Exercise instructions ::
• 1. Summarize the theremin forum post below in two sentences.
• 2. List every processing function or filter named in the theremin forum post's description of the velocity signal path below.
• 3. Pick up the theremin forum post below after its final sentence and keep writing it.

# START OF Source passage

Let's Design and Build a (mostly) Digital Theremin!

Posted: 7/26/2018 9:34:31 PM

From: Northern NJ, USA

Joined: 2/17/2012

Still beavering away, trying different configurations for velocity.  Rewatching Dominik's most excellent video (link) again and again for inspiration - thank you for taking the time to make and post that video Dominik!  Getting closer and have a strong feeling it will end up more or less like this:

Linear left hand position goes through the knee function, and forks to feed EXP2 and a high pass filter (HPF).  This is fed to a first order low pass filter to gain it up with some averaging of the stepping noise (LP1_GAIN), then the two are combined to form the system exponential control signal (~CV), which is fed to LOG2 to form the system linear control signal.  It doesn't look like much but, ye gods, the mixing of linear and exponential signals isn't something I find at all obvious as a solution to anything.

The knee probably provides enough control over the sharpness of the attack that I don't need a dedicated control for this in a formal function generator, though this perhaps precludes things like reverse envelope type effects.  The HPF frequency knob controls the exponential slew, or decay.  I may add an optional peak hold, separate rise / fall decay rates, a dedicated damping point, etc. once I'm happy with the basic functionality.

I have most of the elements of this up and running and it's quite sensitive to C changes.  I can sit ~1m away and tap my bare foot on the metal leg of the table my PC is sitting on, which causes the volume LED bar graph to jump each time.

# END OF Source passage
# START OF Excerpted data

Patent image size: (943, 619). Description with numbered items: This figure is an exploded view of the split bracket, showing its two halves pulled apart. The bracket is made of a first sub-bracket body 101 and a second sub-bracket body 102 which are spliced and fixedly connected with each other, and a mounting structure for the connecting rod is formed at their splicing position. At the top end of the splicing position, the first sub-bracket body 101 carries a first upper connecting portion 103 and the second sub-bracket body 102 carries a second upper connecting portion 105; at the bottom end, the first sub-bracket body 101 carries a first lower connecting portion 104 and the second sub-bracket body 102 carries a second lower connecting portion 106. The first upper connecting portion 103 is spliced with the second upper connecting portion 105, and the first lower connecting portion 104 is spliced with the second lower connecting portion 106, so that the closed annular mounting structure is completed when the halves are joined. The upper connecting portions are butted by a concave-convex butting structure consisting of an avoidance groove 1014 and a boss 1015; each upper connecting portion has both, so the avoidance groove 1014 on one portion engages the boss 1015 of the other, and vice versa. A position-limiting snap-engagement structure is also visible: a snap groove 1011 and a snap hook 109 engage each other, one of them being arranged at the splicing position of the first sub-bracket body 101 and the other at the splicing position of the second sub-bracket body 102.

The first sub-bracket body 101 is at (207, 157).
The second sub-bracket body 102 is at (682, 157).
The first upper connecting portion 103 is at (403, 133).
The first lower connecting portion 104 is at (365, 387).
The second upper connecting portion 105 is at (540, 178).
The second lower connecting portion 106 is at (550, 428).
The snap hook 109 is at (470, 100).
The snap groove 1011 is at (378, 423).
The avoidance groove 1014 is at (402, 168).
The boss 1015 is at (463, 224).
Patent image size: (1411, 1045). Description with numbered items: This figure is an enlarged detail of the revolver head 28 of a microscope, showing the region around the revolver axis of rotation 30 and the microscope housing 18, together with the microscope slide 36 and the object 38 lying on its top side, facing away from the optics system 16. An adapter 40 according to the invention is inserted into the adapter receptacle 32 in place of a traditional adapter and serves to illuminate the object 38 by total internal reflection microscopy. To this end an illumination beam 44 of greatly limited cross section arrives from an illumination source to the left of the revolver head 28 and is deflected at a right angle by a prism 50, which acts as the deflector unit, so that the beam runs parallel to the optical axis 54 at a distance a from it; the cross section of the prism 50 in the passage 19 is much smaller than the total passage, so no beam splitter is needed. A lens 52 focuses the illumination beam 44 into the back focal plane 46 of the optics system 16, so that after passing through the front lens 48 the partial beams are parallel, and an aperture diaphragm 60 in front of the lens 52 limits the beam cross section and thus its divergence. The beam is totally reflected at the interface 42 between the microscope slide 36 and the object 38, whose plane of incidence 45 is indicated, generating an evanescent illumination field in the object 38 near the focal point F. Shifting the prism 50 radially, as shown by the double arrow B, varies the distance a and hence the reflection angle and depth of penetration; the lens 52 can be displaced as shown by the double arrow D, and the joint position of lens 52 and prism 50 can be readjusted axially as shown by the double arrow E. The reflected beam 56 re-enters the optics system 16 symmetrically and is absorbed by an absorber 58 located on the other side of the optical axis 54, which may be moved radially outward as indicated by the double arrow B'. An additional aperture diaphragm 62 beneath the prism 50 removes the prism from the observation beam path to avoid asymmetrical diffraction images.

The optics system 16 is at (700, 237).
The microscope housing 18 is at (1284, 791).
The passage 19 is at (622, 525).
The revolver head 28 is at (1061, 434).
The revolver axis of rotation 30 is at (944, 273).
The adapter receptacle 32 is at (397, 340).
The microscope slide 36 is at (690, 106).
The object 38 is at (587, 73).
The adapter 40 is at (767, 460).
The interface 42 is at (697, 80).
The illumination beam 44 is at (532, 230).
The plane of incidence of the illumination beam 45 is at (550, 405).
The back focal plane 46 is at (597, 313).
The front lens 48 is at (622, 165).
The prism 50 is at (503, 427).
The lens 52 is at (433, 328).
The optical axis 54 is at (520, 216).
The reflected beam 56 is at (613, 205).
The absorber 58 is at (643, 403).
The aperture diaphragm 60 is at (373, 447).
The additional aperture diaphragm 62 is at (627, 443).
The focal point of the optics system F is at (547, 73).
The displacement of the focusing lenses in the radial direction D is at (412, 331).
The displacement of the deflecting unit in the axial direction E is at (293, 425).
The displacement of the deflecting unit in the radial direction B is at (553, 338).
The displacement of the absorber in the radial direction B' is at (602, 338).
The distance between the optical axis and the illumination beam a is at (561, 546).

# END OF Excerpted data

Written answers ::
• 1. The post lays out the planned velocity setup: the linear left-hand position passes through a knee function and splits to feed EXP2 and a high pass filter, whose output is gained up by a first order low pass filter and combined with the EXP2 signal to form the exponential control signal, which LOG2 converts into the linear control signal. The knee is expected to give enough control over attack sharpness and the HPF frequency knob sets the decay, and the mostly working setup is so sensitive to capacitance changes that tapping a bare foot on a metal table leg about 1 m away makes the volume LED bar graph jump.

• 2.
- Knee function
- EXP2
- High pass filter (HPF)
- First order low pass filter (LP1_GAIN)
- LOG2

• 3.
Pissed away yesterday trying to make an exponential envelope generator based on a 1st order filter.  It mostly works but the attack phase is problematic (too dependent on accumulator initial and dynamic values). Linear slewing run through EXP2 is simpler and airtight.  It seems just about everything is easier to think about and do linearly (so it's unsurprising that the dominant patch cord domain for analog synths is linear).

Posted: 7/27/2018 7:38:42 PM

From: Northern NJ, USA

Joined: 2/17/2012

My (Least) Favorite Mistake

Still at it, but one thing is becoming quite clear: measuring and using true velocity (as the difference of two consecutive left hand position values) is a dead end for synthesis use.  The difference over a small time period (1/48kHz or ~20 us) is itself small, so gaining it up gives nasty stepping noise.  You can average the differences, but do it too much and it dulls the attack by slowing it down.  You get a much larger signal with conventional first order high pass filtering, and the high pass filter time constant can then be used to generate an exponential decay if you like.  I'm currently doing this, but running into internal limiting issues that I need to address (gained-up attack overflow is causing the envelope to peg at max for a while rather than simply peak and decay).

Sometimes you take what seems to be the most obvious and direct road, and months later you're actually farther away from the destination.

[EDIT] I suppose a lot of the directional incorrectness can be chalked up to semantics.  You go into it thinking "velocity" and so build a velocity sensor, when what you really want is the log2 of the high pass filtered position - the former is highly similar but different enough to be not the droid you're looking for (Theremin mind trick you play on yourself).

[EDIT2] Having played with this for a while it of course isn't working as well as I'd like either.  For quieter notes the attack isn't sharp enough sounding, and there isn't sufficient control over dynamics, so I think explicit generation of the attack envelope is called for.

Posted: 7/30/2018 4:18:13 PM

From: Northern NJ, USA

Joined: 2/17/2012

Not Quite...

Got this running an hour ago:

Subtracting post LOG2 is mathematically equivalent to dividing pre LOG2, but in actual use with integers it's generally better from a resolution standpoint to subtract after, and I'm using a flooring subtract here to limit the effect.  What to do with signed values pre LOG2 is a problem, do you offset the input or lop off the bottom half?  Here I'm lopping with a math diode (zero if < 0).  The HP1 corner frequency rate gives a convenient exponential decay that gets linearized via the LOG2.  So the final sum is linear and unsigned.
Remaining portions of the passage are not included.